=== Supplied entries ===

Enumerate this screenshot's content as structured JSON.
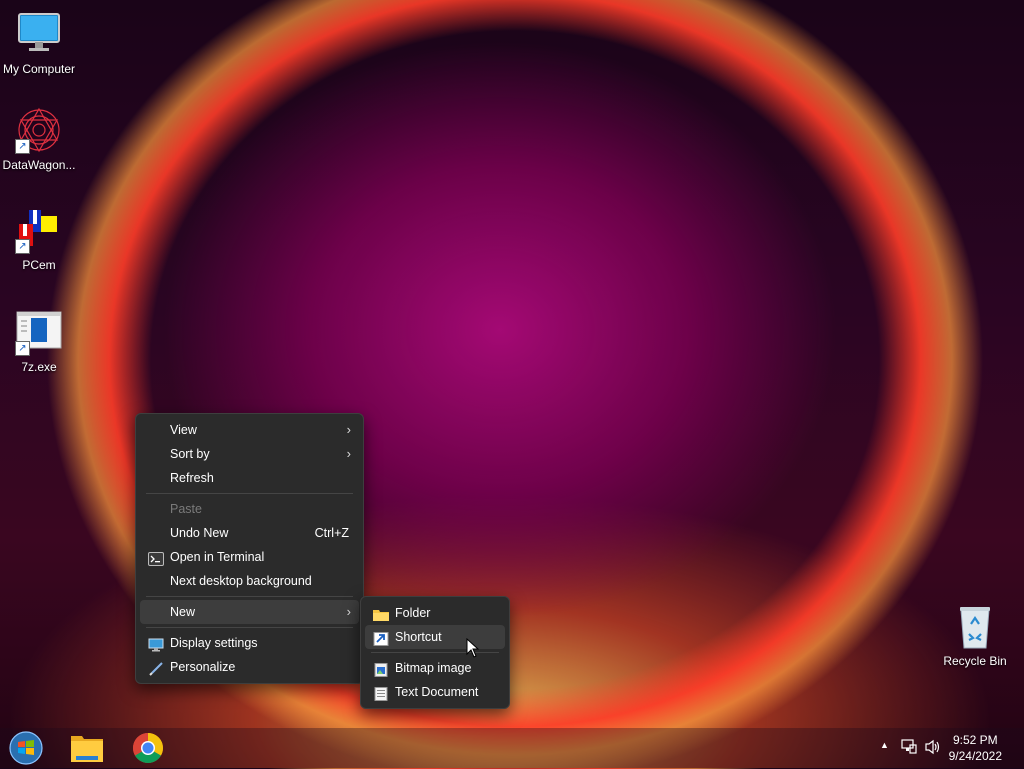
{
  "desktop": {
    "icons": [
      {
        "label": "My Computer",
        "icon": "monitor-icon"
      },
      {
        "label": "DataWagon...",
        "icon": "datawagon-icon"
      },
      {
        "label": "PCem",
        "icon": "pcem-icon"
      },
      {
        "label": "7z.exe",
        "icon": "exe-icon"
      },
      {
        "label": "Recycle Bin",
        "icon": "recycle-bin-icon"
      }
    ]
  },
  "context_menu": {
    "items": [
      {
        "label": "View",
        "submenu": true
      },
      {
        "label": "Sort by",
        "submenu": true
      },
      {
        "label": "Refresh"
      },
      {
        "label": "Paste",
        "disabled": true
      },
      {
        "label": "Undo New",
        "shortcut": "Ctrl+Z"
      },
      {
        "label": "Open in Terminal",
        "icon": "terminal-icon"
      },
      {
        "label": "Next desktop background"
      },
      {
        "label": "New",
        "submenu": true,
        "highlighted": true
      },
      {
        "label": "Display settings",
        "icon": "display-icon"
      },
      {
        "label": "Personalize",
        "icon": "brush-icon"
      }
    ]
  },
  "submenu_new": {
    "items": [
      {
        "label": "Folder",
        "icon": "folder-icon"
      },
      {
        "label": "Shortcut",
        "icon": "shortcut-icon",
        "highlighted": true
      },
      {
        "label": "Bitmap image",
        "icon": "bitmap-icon"
      },
      {
        "label": "Text Document",
        "icon": "text-document-icon"
      }
    ]
  },
  "taskbar": {
    "time": "9:52 PM",
    "date": "9/24/2022",
    "pinned": [
      "start-button",
      "file-explorer",
      "chrome"
    ]
  }
}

===

What is asked: Return the whole listing, word for word, and leave out every picture.

Result of this exercise:
Enumerate this screenshot's content as structured JSON.
{
  "desktop": {
    "icons": [
      {
        "label": "My Computer",
        "icon": "monitor-icon"
      },
      {
        "label": "DataWagon...",
        "icon": "datawagon-icon"
      },
      {
        "label": "PCem",
        "icon": "pcem-icon"
      },
      {
        "label": "7z.exe",
        "icon": "exe-icon"
      },
      {
        "label": "Recycle Bin",
        "icon": "recycle-bin-icon"
      }
    ]
  },
  "context_menu": {
    "items": [
      {
        "label": "View",
        "submenu": true
      },
      {
        "label": "Sort by",
        "submenu": true
      },
      {
        "label": "Refresh"
      },
      {
        "label": "Paste",
        "disabled": true
      },
      {
        "label": "Undo New",
        "shortcut": "Ctrl+Z"
      },
      {
        "label": "Open in Terminal",
        "icon": "terminal-icon"
      },
      {
        "label": "Next desktop background"
      },
      {
        "label": "New",
        "submenu": true,
        "highlighted": true
      },
      {
        "label": "Display settings",
        "icon": "display-icon"
      },
      {
        "label": "Personalize",
        "icon": "brush-icon"
      }
    ]
  },
  "submenu_new": {
    "items": [
      {
        "label": "Folder",
        "icon": "folder-icon"
      },
      {
        "label": "Shortcut",
        "icon": "shortcut-icon",
        "highlighted": true
      },
      {
        "label": "Bitmap image",
        "icon": "bitmap-icon"
      },
      {
        "label": "Text Document",
        "icon": "text-document-icon"
      }
    ]
  },
  "taskbar": {
    "time": "9:52 PM",
    "date": "9/24/2022",
    "pinned": [
      "start-button",
      "file-explorer",
      "chrome"
    ]
  }
}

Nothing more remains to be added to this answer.